[Records contained in a dataset]
-=-=-=-=-

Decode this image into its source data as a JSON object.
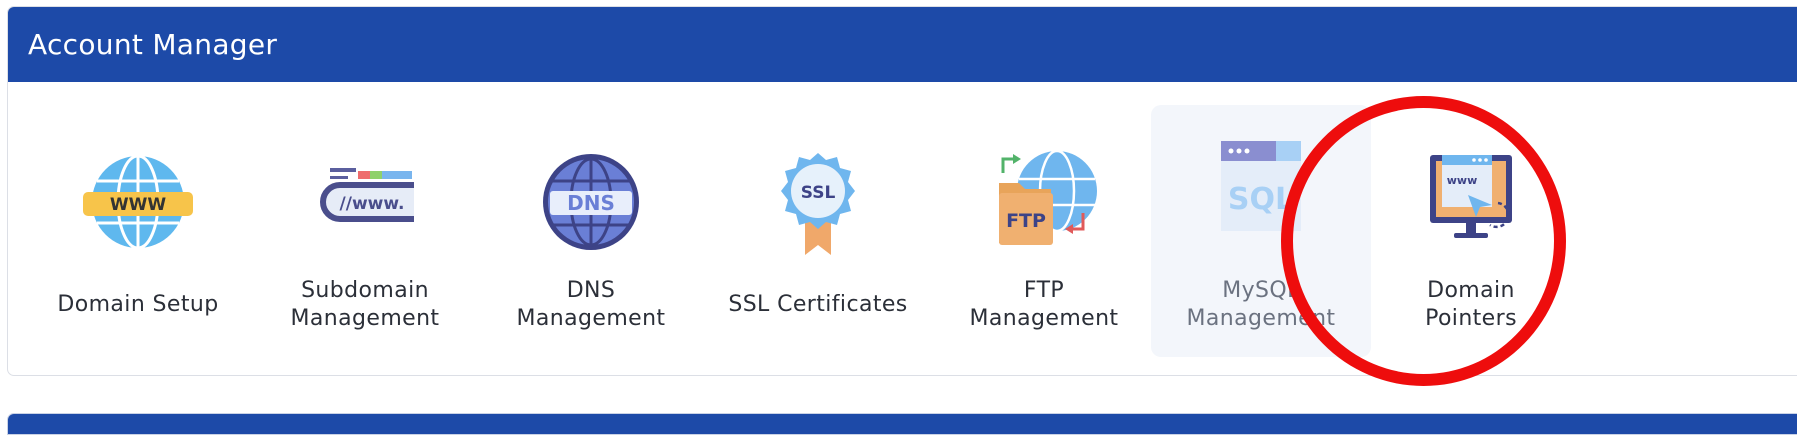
{
  "panel": {
    "title": "Account Manager"
  },
  "tiles": [
    {
      "label_line1": "Domain Setup",
      "label_line2": "",
      "icon": "www-globe-icon"
    },
    {
      "label_line1": "Subdomain",
      "label_line2": "Management",
      "icon": "subdomain-url-icon"
    },
    {
      "label_line1": "DNS",
      "label_line2": "Management",
      "icon": "dns-globe-icon"
    },
    {
      "label_line1": "SSL Certificates",
      "label_line2": "",
      "icon": "ssl-badge-icon"
    },
    {
      "label_line1": "FTP",
      "label_line2": "Management",
      "icon": "ftp-folder-icon"
    },
    {
      "label_line1": "MySQL",
      "label_line2": "Management",
      "icon": "sql-window-icon"
    },
    {
      "label_line1": "Domain",
      "label_line2": "Pointers",
      "icon": "domain-pointer-monitor-icon"
    }
  ],
  "icon_text": {
    "www": "WWW",
    "subdomain": "//www.",
    "dns": "DNS",
    "ssl": "SSL",
    "ftp": "FTP",
    "sql": "SQL",
    "pointer": "www"
  },
  "colors": {
    "header": "#1d4aa8",
    "highlight_circle": "#ee0d0d",
    "active_tile": "#f3f6fb"
  }
}
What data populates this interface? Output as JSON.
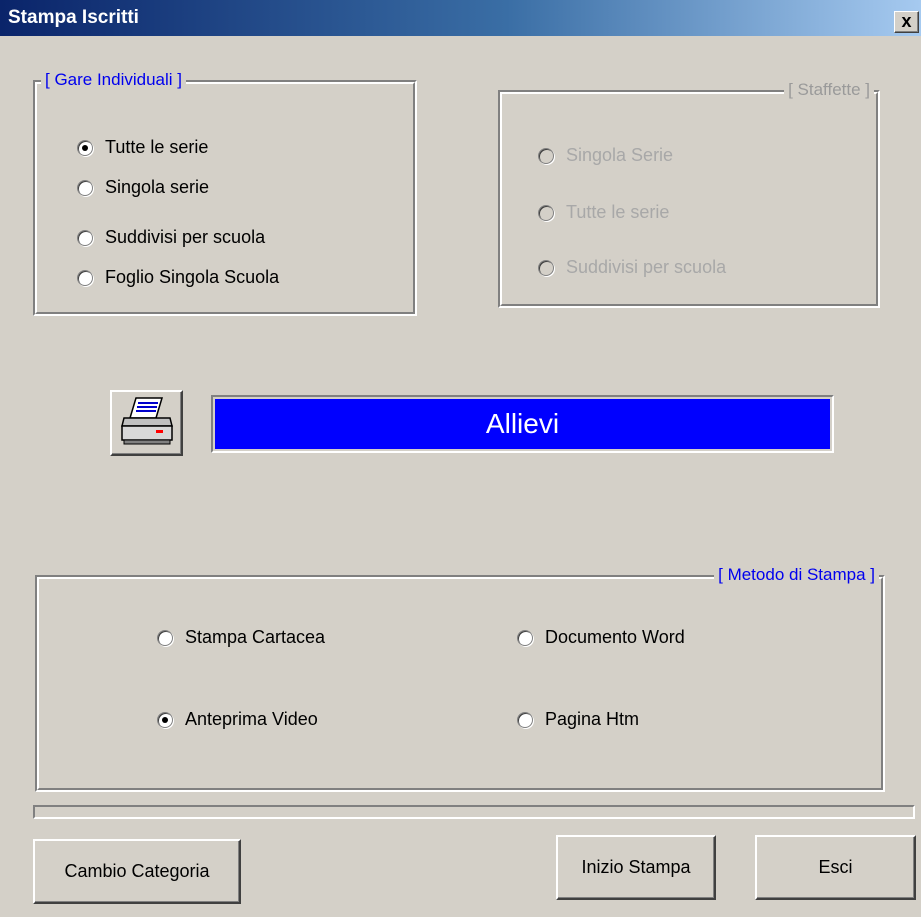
{
  "window": {
    "title": "Stampa Iscritti",
    "close_label": "x"
  },
  "gare_individuali": {
    "legend": "[ Gare Individuali ]",
    "options": [
      {
        "label": "Tutte le serie",
        "checked": true
      },
      {
        "label": "Singola serie",
        "checked": false
      },
      {
        "label": "Suddivisi per scuola",
        "checked": false
      },
      {
        "label": "Foglio Singola Scuola",
        "checked": false
      }
    ]
  },
  "staffette": {
    "legend": "[ Staffette ]",
    "enabled": false,
    "options": [
      {
        "label": "Singola Serie",
        "checked": false
      },
      {
        "label": "Tutte le serie",
        "checked": false
      },
      {
        "label": "Suddivisi per scuola",
        "checked": false
      }
    ]
  },
  "category": {
    "label": "Allievi",
    "icon": "printer-icon"
  },
  "metodo_stampa": {
    "legend": "[ Metodo di Stampa ]",
    "options": [
      {
        "label": "Stampa Cartacea",
        "checked": false
      },
      {
        "label": "Documento Word",
        "checked": false
      },
      {
        "label": "Anteprima Video",
        "checked": true
      },
      {
        "label": "Pagina Htm",
        "checked": false
      }
    ]
  },
  "buttons": {
    "cambio_categoria": "Cambio Categoria",
    "inizio_stampa": "Inizio Stampa",
    "esci": "Esci"
  },
  "colors": {
    "face": "#d4d0c8",
    "legend_text": "#0000ee",
    "category_bg": "#0000ff",
    "category_text": "#ffffff",
    "title_gradient_start": "#0a246a",
    "title_gradient_end": "#a6caf0"
  }
}
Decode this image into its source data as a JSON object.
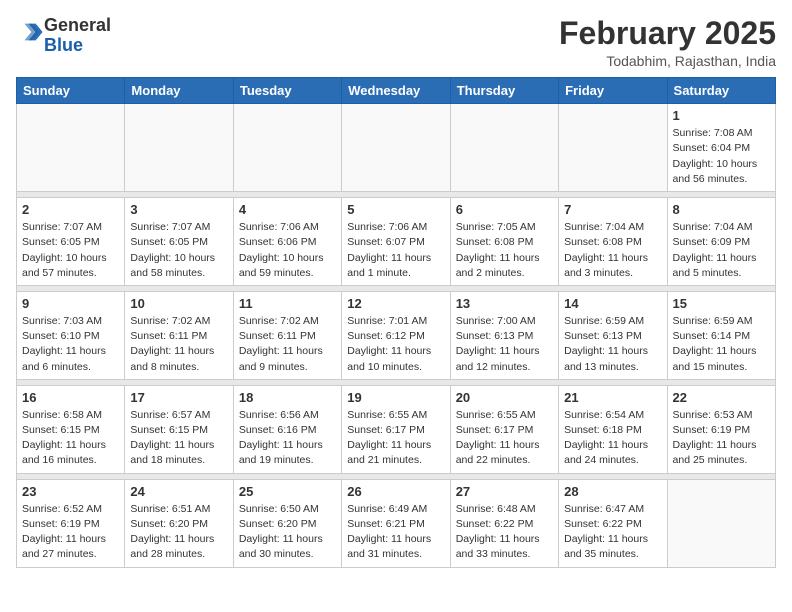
{
  "header": {
    "logo_general": "General",
    "logo_blue": "Blue",
    "month_title": "February 2025",
    "location": "Todabhim, Rajasthan, India"
  },
  "weekdays": [
    "Sunday",
    "Monday",
    "Tuesday",
    "Wednesday",
    "Thursday",
    "Friday",
    "Saturday"
  ],
  "weeks": [
    [
      {
        "day": "",
        "info": ""
      },
      {
        "day": "",
        "info": ""
      },
      {
        "day": "",
        "info": ""
      },
      {
        "day": "",
        "info": ""
      },
      {
        "day": "",
        "info": ""
      },
      {
        "day": "",
        "info": ""
      },
      {
        "day": "1",
        "info": "Sunrise: 7:08 AM\nSunset: 6:04 PM\nDaylight: 10 hours\nand 56 minutes."
      }
    ],
    [
      {
        "day": "2",
        "info": "Sunrise: 7:07 AM\nSunset: 6:05 PM\nDaylight: 10 hours\nand 57 minutes."
      },
      {
        "day": "3",
        "info": "Sunrise: 7:07 AM\nSunset: 6:05 PM\nDaylight: 10 hours\nand 58 minutes."
      },
      {
        "day": "4",
        "info": "Sunrise: 7:06 AM\nSunset: 6:06 PM\nDaylight: 10 hours\nand 59 minutes."
      },
      {
        "day": "5",
        "info": "Sunrise: 7:06 AM\nSunset: 6:07 PM\nDaylight: 11 hours\nand 1 minute."
      },
      {
        "day": "6",
        "info": "Sunrise: 7:05 AM\nSunset: 6:08 PM\nDaylight: 11 hours\nand 2 minutes."
      },
      {
        "day": "7",
        "info": "Sunrise: 7:04 AM\nSunset: 6:08 PM\nDaylight: 11 hours\nand 3 minutes."
      },
      {
        "day": "8",
        "info": "Sunrise: 7:04 AM\nSunset: 6:09 PM\nDaylight: 11 hours\nand 5 minutes."
      }
    ],
    [
      {
        "day": "9",
        "info": "Sunrise: 7:03 AM\nSunset: 6:10 PM\nDaylight: 11 hours\nand 6 minutes."
      },
      {
        "day": "10",
        "info": "Sunrise: 7:02 AM\nSunset: 6:11 PM\nDaylight: 11 hours\nand 8 minutes."
      },
      {
        "day": "11",
        "info": "Sunrise: 7:02 AM\nSunset: 6:11 PM\nDaylight: 11 hours\nand 9 minutes."
      },
      {
        "day": "12",
        "info": "Sunrise: 7:01 AM\nSunset: 6:12 PM\nDaylight: 11 hours\nand 10 minutes."
      },
      {
        "day": "13",
        "info": "Sunrise: 7:00 AM\nSunset: 6:13 PM\nDaylight: 11 hours\nand 12 minutes."
      },
      {
        "day": "14",
        "info": "Sunrise: 6:59 AM\nSunset: 6:13 PM\nDaylight: 11 hours\nand 13 minutes."
      },
      {
        "day": "15",
        "info": "Sunrise: 6:59 AM\nSunset: 6:14 PM\nDaylight: 11 hours\nand 15 minutes."
      }
    ],
    [
      {
        "day": "16",
        "info": "Sunrise: 6:58 AM\nSunset: 6:15 PM\nDaylight: 11 hours\nand 16 minutes."
      },
      {
        "day": "17",
        "info": "Sunrise: 6:57 AM\nSunset: 6:15 PM\nDaylight: 11 hours\nand 18 minutes."
      },
      {
        "day": "18",
        "info": "Sunrise: 6:56 AM\nSunset: 6:16 PM\nDaylight: 11 hours\nand 19 minutes."
      },
      {
        "day": "19",
        "info": "Sunrise: 6:55 AM\nSunset: 6:17 PM\nDaylight: 11 hours\nand 21 minutes."
      },
      {
        "day": "20",
        "info": "Sunrise: 6:55 AM\nSunset: 6:17 PM\nDaylight: 11 hours\nand 22 minutes."
      },
      {
        "day": "21",
        "info": "Sunrise: 6:54 AM\nSunset: 6:18 PM\nDaylight: 11 hours\nand 24 minutes."
      },
      {
        "day": "22",
        "info": "Sunrise: 6:53 AM\nSunset: 6:19 PM\nDaylight: 11 hours\nand 25 minutes."
      }
    ],
    [
      {
        "day": "23",
        "info": "Sunrise: 6:52 AM\nSunset: 6:19 PM\nDaylight: 11 hours\nand 27 minutes."
      },
      {
        "day": "24",
        "info": "Sunrise: 6:51 AM\nSunset: 6:20 PM\nDaylight: 11 hours\nand 28 minutes."
      },
      {
        "day": "25",
        "info": "Sunrise: 6:50 AM\nSunset: 6:20 PM\nDaylight: 11 hours\nand 30 minutes."
      },
      {
        "day": "26",
        "info": "Sunrise: 6:49 AM\nSunset: 6:21 PM\nDaylight: 11 hours\nand 31 minutes."
      },
      {
        "day": "27",
        "info": "Sunrise: 6:48 AM\nSunset: 6:22 PM\nDaylight: 11 hours\nand 33 minutes."
      },
      {
        "day": "28",
        "info": "Sunrise: 6:47 AM\nSunset: 6:22 PM\nDaylight: 11 hours\nand 35 minutes."
      },
      {
        "day": "",
        "info": ""
      }
    ]
  ]
}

-=-=-=-=-

Write out every line of the preceding listing that contains "globe".

      "icon": "www-globe-icon"
      "icon": "dns-globe-icon"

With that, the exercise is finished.